Siesta Key Monday, Jan. 23, 2012 3 years ago


by: Rachel Brown Hackney Managing Editor

Libby Sloan has had a fascinating life, especially when it comes to the culinary arts. Sloan has lived in France for 41 years and started one of the first cooking schools outside of Paris in Lyon in 1979, Les Gastronomes de Paris, with some of the top chefs in the region teaching regional recipes to expatriates in the kitchens of their own restaurants. The school is still in existence today. In 1990 she returned to Paris where she taught French cooking in her own home for 17 years. Sloan has been coming to Sarasota for more than 50 years and has been a resident of south Siesta Key for the past 12 years.

Gougères are from the Burgundy region of France. A perfect gougère is a lovely bite-size round mound of choux pastry mixed with tasty cheese; it has a gorgeous golden crust and a tender light interior. Gougères date back to medieval times but became popular in the 18th century served during wine tastings. They are a perfect pairing with a good Burgundy wine before dinner.

Cheese Puffs from Burgundy
(Makes about 40 to serve with drinks)

4 large eggs
1 cup & 2 tablespoons (130 g) pre-sifted flour
8 1/2 tablespoons (120 g ) butter
3/4 to 1 cup (60g) & about 1/2 cup (20 g) (for sprinkling on top) grated cheese (gruyère or emmenthal or Swiss cheese)
2 to 3 tablespoons grated parmesan cheese
1/2 teaspoon salt

1. Put a piece of parchment paper on a cookie sheet.
2. Mix the salt, butter and 1 cup (250 ml) water in a saucepan. Bring to a boil, stirring constantly.

- [DATA PROVIDED]:

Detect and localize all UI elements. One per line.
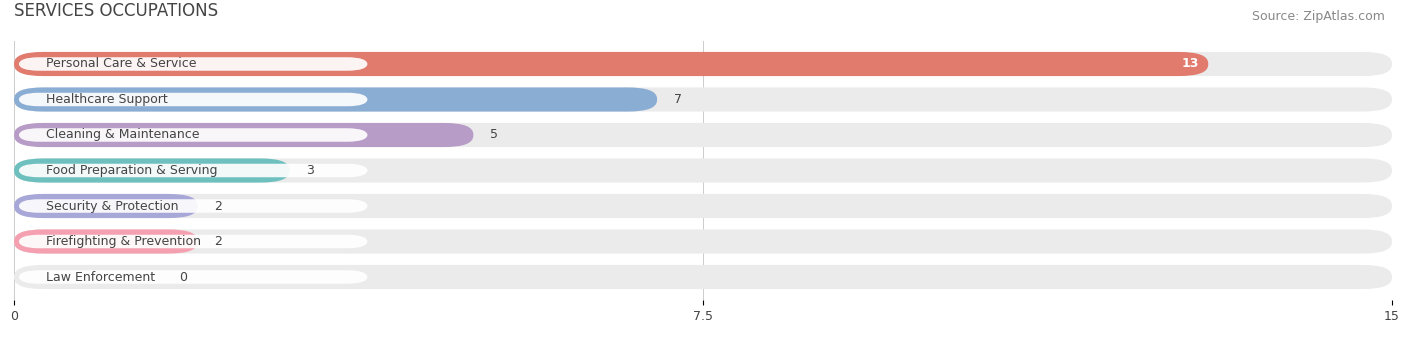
FancyBboxPatch shape <box>18 270 368 284</box>
Text: Food Preparation & Serving: Food Preparation & Serving <box>46 164 218 177</box>
FancyBboxPatch shape <box>14 159 1392 182</box>
FancyBboxPatch shape <box>14 87 1392 112</box>
FancyBboxPatch shape <box>18 199 368 213</box>
Text: 2: 2 <box>214 235 222 248</box>
FancyBboxPatch shape <box>14 265 1392 289</box>
FancyBboxPatch shape <box>14 159 290 182</box>
FancyBboxPatch shape <box>18 93 368 106</box>
Text: 3: 3 <box>307 164 314 177</box>
Text: Cleaning & Maintenance: Cleaning & Maintenance <box>46 129 200 142</box>
FancyBboxPatch shape <box>14 229 198 254</box>
FancyBboxPatch shape <box>18 57 368 71</box>
FancyBboxPatch shape <box>18 164 368 177</box>
FancyBboxPatch shape <box>14 123 1392 147</box>
Text: Security & Protection: Security & Protection <box>46 199 179 212</box>
Text: Source: ZipAtlas.com: Source: ZipAtlas.com <box>1251 10 1385 23</box>
FancyBboxPatch shape <box>14 229 1392 254</box>
Text: SERVICES OCCUPATIONS: SERVICES OCCUPATIONS <box>14 2 218 20</box>
FancyBboxPatch shape <box>14 194 198 218</box>
Text: 13: 13 <box>1181 58 1199 71</box>
FancyBboxPatch shape <box>18 128 368 142</box>
Text: 2: 2 <box>214 199 222 212</box>
FancyBboxPatch shape <box>14 194 1392 218</box>
FancyBboxPatch shape <box>18 235 368 248</box>
Text: 5: 5 <box>489 129 498 142</box>
Text: 0: 0 <box>180 270 187 283</box>
Text: Personal Care & Service: Personal Care & Service <box>46 58 197 71</box>
FancyBboxPatch shape <box>14 52 1392 76</box>
FancyBboxPatch shape <box>14 123 474 147</box>
Text: 7: 7 <box>673 93 682 106</box>
FancyBboxPatch shape <box>14 87 657 112</box>
FancyBboxPatch shape <box>14 52 1208 76</box>
Text: Firefighting & Prevention: Firefighting & Prevention <box>46 235 201 248</box>
Text: Healthcare Support: Healthcare Support <box>46 93 167 106</box>
Text: Law Enforcement: Law Enforcement <box>46 270 155 283</box>
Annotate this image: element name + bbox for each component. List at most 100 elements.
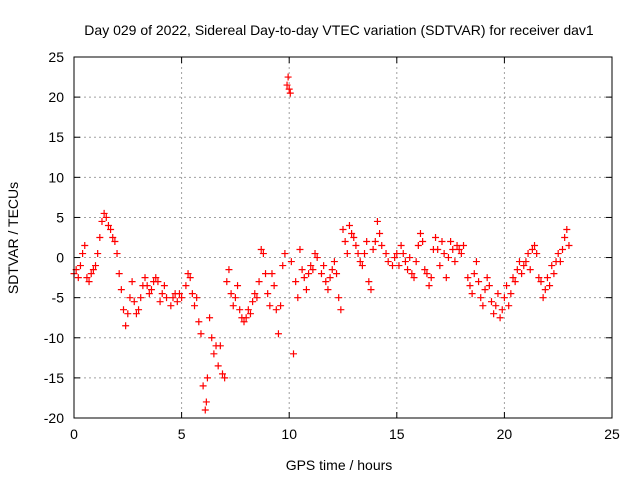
data-point bbox=[341, 238, 349, 246]
data-point bbox=[96, 234, 104, 241]
data-point bbox=[541, 286, 549, 294]
data-point bbox=[449, 246, 457, 254]
data-point bbox=[363, 238, 371, 246]
data-point bbox=[565, 242, 573, 250]
y-tick-label: 10 bbox=[48, 169, 64, 185]
data-point bbox=[94, 250, 102, 258]
y-tick-label: 15 bbox=[48, 129, 64, 145]
data-point bbox=[234, 282, 242, 290]
data-point bbox=[249, 298, 257, 306]
data-point bbox=[102, 213, 110, 221]
data-point bbox=[143, 282, 151, 290]
data-point bbox=[472, 258, 480, 266]
data-point bbox=[197, 330, 205, 338]
data-point bbox=[175, 290, 183, 298]
data-point bbox=[481, 286, 489, 294]
data-point bbox=[201, 406, 209, 414]
data-point bbox=[505, 302, 513, 310]
data-point bbox=[100, 209, 108, 217]
data-point bbox=[453, 242, 461, 250]
y-tick-label: -15 bbox=[44, 370, 64, 386]
data-point bbox=[285, 85, 293, 93]
y-tick-label: 25 bbox=[48, 49, 64, 65]
data-point bbox=[195, 318, 203, 326]
data-point bbox=[317, 270, 325, 278]
data-point bbox=[399, 250, 407, 258]
data-point bbox=[236, 306, 244, 314]
data-point bbox=[412, 258, 420, 266]
data-point bbox=[167, 302, 175, 310]
data-point bbox=[214, 362, 222, 370]
data-point bbox=[92, 262, 100, 270]
data-point bbox=[440, 250, 448, 258]
x-tick-label: 20 bbox=[497, 426, 513, 442]
data-point bbox=[193, 294, 201, 302]
data-point bbox=[202, 398, 210, 406]
data-point bbox=[382, 250, 390, 258]
data-point bbox=[227, 290, 235, 298]
data-point bbox=[173, 298, 181, 306]
data-point bbox=[470, 270, 478, 278]
data-point bbox=[89, 266, 97, 274]
data-point bbox=[356, 258, 364, 266]
data-point bbox=[442, 274, 450, 282]
data-point bbox=[307, 262, 315, 270]
data-point bbox=[259, 250, 267, 258]
data-point bbox=[81, 242, 89, 250]
data-point bbox=[477, 294, 485, 302]
data-point bbox=[397, 242, 405, 250]
data-point bbox=[324, 286, 332, 294]
data-point bbox=[326, 274, 334, 282]
data-point bbox=[79, 250, 87, 258]
data-point bbox=[345, 221, 353, 229]
y-tick-label: -5 bbox=[52, 290, 65, 306]
y-tick-label: 20 bbox=[48, 89, 64, 105]
data-point bbox=[548, 262, 556, 270]
data-point bbox=[434, 246, 442, 254]
data-point bbox=[309, 266, 317, 274]
data-point bbox=[526, 266, 534, 274]
data-point bbox=[218, 370, 226, 378]
data-point bbox=[251, 290, 259, 298]
data-point bbox=[479, 302, 487, 310]
data-point bbox=[421, 266, 429, 274]
data-point bbox=[156, 298, 164, 306]
data-point bbox=[188, 290, 196, 298]
data-point bbox=[427, 274, 435, 282]
data-point bbox=[158, 290, 166, 298]
data-point bbox=[154, 278, 162, 286]
data-point bbox=[111, 238, 119, 246]
data-point bbox=[221, 374, 229, 382]
y-tick-label: -10 bbox=[44, 330, 64, 346]
data-point bbox=[311, 250, 319, 258]
data-point bbox=[447, 238, 455, 246]
data-point bbox=[290, 350, 298, 358]
data-point bbox=[199, 382, 207, 390]
data-point bbox=[438, 238, 446, 246]
data-point bbox=[229, 302, 237, 310]
data-point bbox=[554, 250, 562, 258]
data-point bbox=[485, 282, 493, 290]
data-point bbox=[264, 290, 272, 298]
y-axis-label: SDTVAR / TECUs bbox=[5, 182, 21, 294]
data-point bbox=[152, 274, 160, 282]
data-point bbox=[107, 225, 115, 233]
data-point bbox=[533, 250, 541, 258]
data-point bbox=[104, 221, 112, 229]
data-point bbox=[83, 274, 91, 282]
y-tick-label: 0 bbox=[56, 250, 64, 266]
data-point bbox=[335, 294, 343, 302]
data-point bbox=[373, 217, 381, 225]
data-point bbox=[126, 294, 134, 302]
data-point bbox=[466, 282, 474, 290]
data-point bbox=[391, 254, 399, 262]
data-point bbox=[255, 278, 263, 286]
data-point bbox=[296, 246, 304, 254]
data-point bbox=[524, 250, 532, 258]
data-point bbox=[132, 310, 140, 318]
data-point bbox=[539, 294, 547, 302]
data-point bbox=[503, 282, 511, 290]
data-point bbox=[240, 318, 248, 326]
data-point bbox=[457, 250, 465, 258]
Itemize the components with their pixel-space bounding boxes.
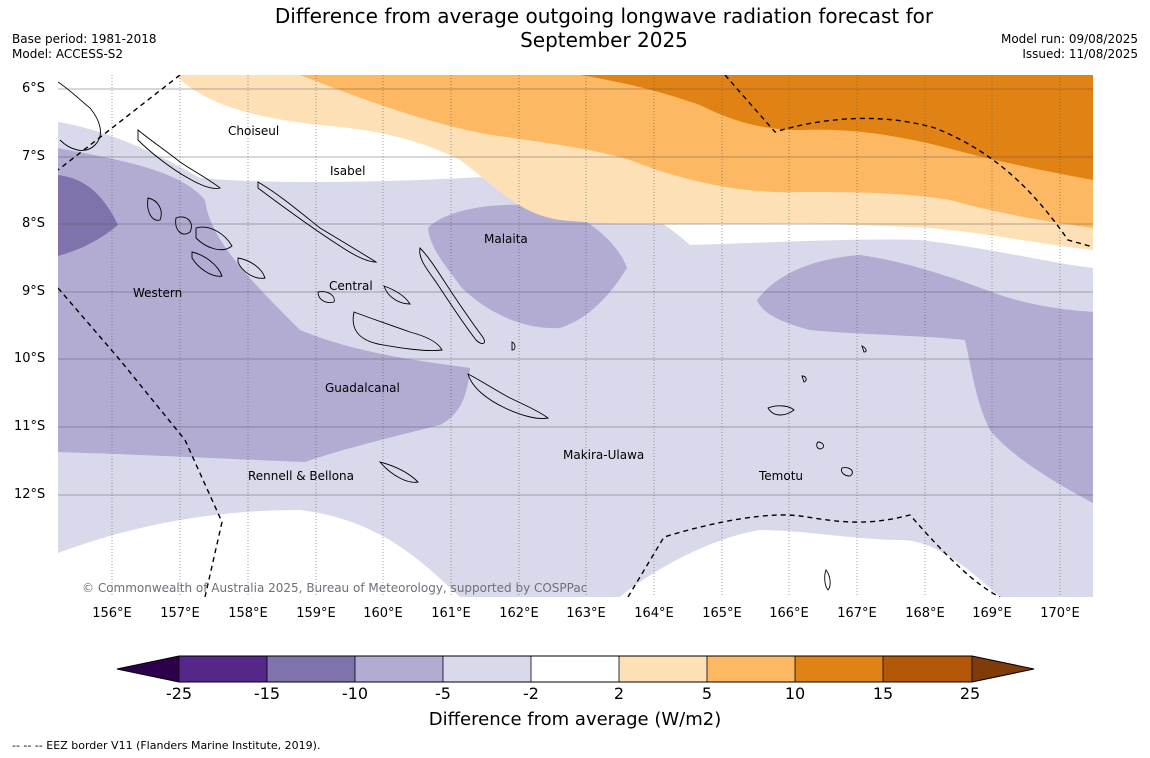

- [OBJECTIVE]: Carry on the cheese puff recipe from its last step.

- [ANSWER FOR THIS EXERCISE]:
3. Rapidly remove the pan from the heat and add all the flour at once. Beat well with a wooden spoon or silicone spatula to create a smooth dough. Reheat about 1 minute over a medium heat to dry out the mixture just a bit. Keep stirring the whole time.
4. Put the dough in the bowl of an electric mixer or food processor. Add the eggs one at a time and the 1 cup (60g) cheese. Mix well until the eggs and cheese are thoroughly mixed into the dough. The dough can be made up to 5 hours ahead of time, but do not refrigerate. Cook at the last minute for best results. The gougères puff up best when the dough is still warm..
5. Using a spoon, squeeze onto a cookie sheet into mounds of about 1 inch or slightly less in diameter.
6. Sprinkle the tops with the remaining grated cheese and 2-3 TB of parmesan cheese. Bake in a hot oven at 425ºF for about 13-14 minutes ( this time is in a convection oven; it could be slightly longer in a traditional oven). Puffs should be golden. I always cook them an extra minute once they are golden. If they are not cooked enough, they will fall flat when cooling!

NOTE: Surprisingly, these can be frozen on a cookie sheet with the cheese on top. To cook, put frozen as is in a preheated oven for 15-17 minutes.